EXTRACTED INFORMATION
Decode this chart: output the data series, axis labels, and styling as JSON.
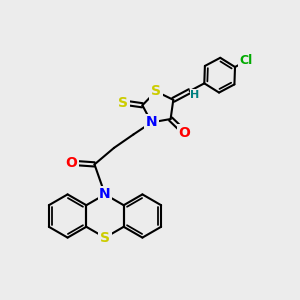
{
  "background_color": "#ececec",
  "atom_colors": {
    "S": "#cccc00",
    "N": "#0000ff",
    "O": "#ff0000",
    "Cl": "#00aa00",
    "C": "#000000",
    "H": "#008080"
  },
  "bond_color": "#000000",
  "bond_width": 1.5,
  "dbo": 0.07,
  "fs": 10,
  "fss": 8
}
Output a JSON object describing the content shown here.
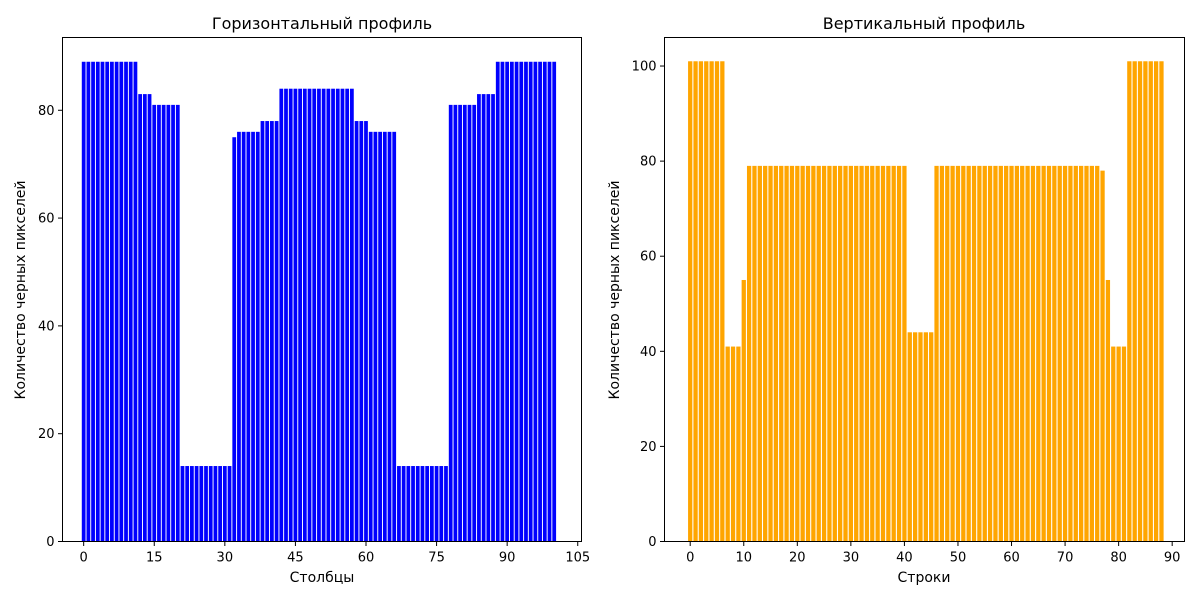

REQUIREMENTS
Transcribe the whole listing exactly. Pictures are excluded.

CORRECT RESPONSE
Decode this chart: output the data series, axis labels, and styling as JSON.
{
  "background_color": "#ececec",
  "atom_colors": {
    "S": "#cccc00",
    "N": "#0000ff",
    "O": "#ff0000",
    "Cl": "#00aa00",
    "C": "#000000",
    "H": "#008080"
  },
  "bond_color": "#000000",
  "bond_width": 1.5,
  "dbo": 0.07,
  "fs": 10,
  "fss": 8
}
Output a JSON object describing the content shown here.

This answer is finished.